§ Given data:
- - -

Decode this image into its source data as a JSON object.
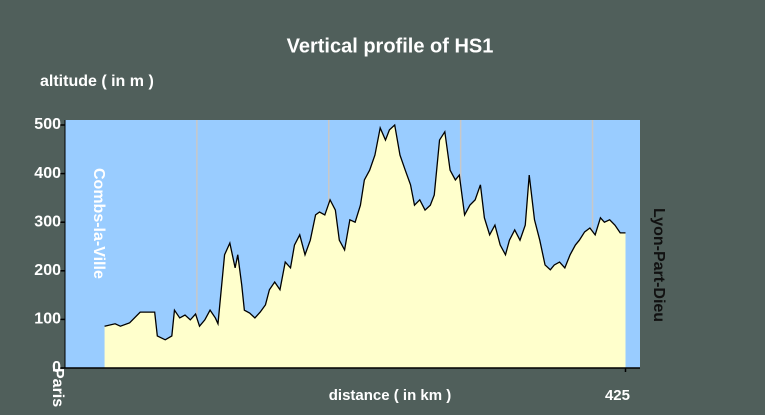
{
  "chart_data": {
    "type": "area",
    "title": "Vertical profile of HS1",
    "y_label": "altitude ( in m )",
    "x_label": "distance ( in km )",
    "annotations": [
      "Paris",
      "Combs-la-Ville",
      "Lyon-Part-Dieu"
    ],
    "xlim": [
      0,
      436
    ],
    "xticks": [
      425
    ],
    "xgrid": [
      100,
      200,
      300,
      400
    ],
    "ylim": [
      0,
      500
    ],
    "yticks": [
      0,
      100,
      200,
      300,
      400,
      500
    ],
    "color": "#ffffcc",
    "line_color": "#000000",
    "x": [
      30,
      38,
      42,
      49,
      57,
      68,
      70,
      76,
      81,
      83,
      87,
      91,
      95,
      99,
      102,
      106,
      110,
      114,
      116,
      121,
      125,
      129,
      131,
      134,
      136,
      140,
      144,
      148,
      152,
      155,
      159,
      163,
      167,
      171,
      174,
      178,
      182,
      186,
      190,
      193,
      197,
      201,
      205,
      208,
      212,
      216,
      220,
      224,
      227,
      231,
      235,
      239,
      243,
      246,
      250,
      254,
      258,
      262,
      265,
      269,
      273,
      277,
      280,
      284,
      288,
      292,
      296,
      299,
      303,
      307,
      311,
      315,
      318,
      322,
      326,
      330,
      334,
      337,
      341,
      345,
      349,
      352,
      356,
      360,
      364,
      368,
      371,
      375,
      379,
      383,
      387,
      390,
      394,
      398,
      402,
      406,
      409,
      413,
      417,
      421,
      425
    ],
    "values": [
      86,
      91,
      86,
      93,
      115,
      115,
      66,
      58,
      66,
      119,
      103,
      109,
      99,
      111,
      86,
      99,
      119,
      103,
      91,
      233,
      257,
      206,
      233,
      171,
      119,
      113,
      103,
      115,
      130,
      161,
      177,
      161,
      218,
      206,
      253,
      274,
      233,
      263,
      315,
      321,
      315,
      346,
      325,
      263,
      243,
      305,
      300,
      335,
      387,
      407,
      438,
      494,
      469,
      490,
      500,
      438,
      407,
      377,
      335,
      346,
      325,
      335,
      356,
      469,
      486,
      407,
      387,
      397,
      315,
      335,
      346,
      377,
      309,
      274,
      294,
      253,
      233,
      263,
      284,
      263,
      294,
      397,
      305,
      263,
      212,
      202,
      212,
      218,
      206,
      233,
      253,
      263,
      280,
      288,
      274,
      309,
      300,
      305,
      294,
      278,
      278
    ]
  }
}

- - -

§ Your objective:
Can you retype every record above exactly, leaving out the pictures?

§ Solution for this problem:
Decode this image into its source data as a JSON object.
{
  "chart_data": {
    "type": "area",
    "title": "Vertical profile of HS1",
    "y_label": "altitude ( in m )",
    "x_label": "distance ( in km )",
    "annotations": [
      "Paris",
      "Combs-la-Ville",
      "Lyon-Part-Dieu"
    ],
    "xlim": [
      0,
      436
    ],
    "xticks": [
      425
    ],
    "xgrid": [
      100,
      200,
      300,
      400
    ],
    "ylim": [
      0,
      500
    ],
    "yticks": [
      0,
      100,
      200,
      300,
      400,
      500
    ],
    "color": "#ffffcc",
    "line_color": "#000000",
    "x": [
      30,
      38,
      42,
      49,
      57,
      68,
      70,
      76,
      81,
      83,
      87,
      91,
      95,
      99,
      102,
      106,
      110,
      114,
      116,
      121,
      125,
      129,
      131,
      134,
      136,
      140,
      144,
      148,
      152,
      155,
      159,
      163,
      167,
      171,
      174,
      178,
      182,
      186,
      190,
      193,
      197,
      201,
      205,
      208,
      212,
      216,
      220,
      224,
      227,
      231,
      235,
      239,
      243,
      246,
      250,
      254,
      258,
      262,
      265,
      269,
      273,
      277,
      280,
      284,
      288,
      292,
      296,
      299,
      303,
      307,
      311,
      315,
      318,
      322,
      326,
      330,
      334,
      337,
      341,
      345,
      349,
      352,
      356,
      360,
      364,
      368,
      371,
      375,
      379,
      383,
      387,
      390,
      394,
      398,
      402,
      406,
      409,
      413,
      417,
      421,
      425
    ],
    "values": [
      86,
      91,
      86,
      93,
      115,
      115,
      66,
      58,
      66,
      119,
      103,
      109,
      99,
      111,
      86,
      99,
      119,
      103,
      91,
      233,
      257,
      206,
      233,
      171,
      119,
      113,
      103,
      115,
      130,
      161,
      177,
      161,
      218,
      206,
      253,
      274,
      233,
      263,
      315,
      321,
      315,
      346,
      325,
      263,
      243,
      305,
      300,
      335,
      387,
      407,
      438,
      494,
      469,
      490,
      500,
      438,
      407,
      377,
      335,
      346,
      325,
      335,
      356,
      469,
      486,
      407,
      387,
      397,
      315,
      335,
      346,
      377,
      309,
      274,
      294,
      253,
      233,
      263,
      284,
      263,
      294,
      397,
      305,
      263,
      212,
      202,
      212,
      218,
      206,
      233,
      253,
      263,
      280,
      288,
      274,
      309,
      300,
      305,
      294,
      278,
      278
    ]
  }
}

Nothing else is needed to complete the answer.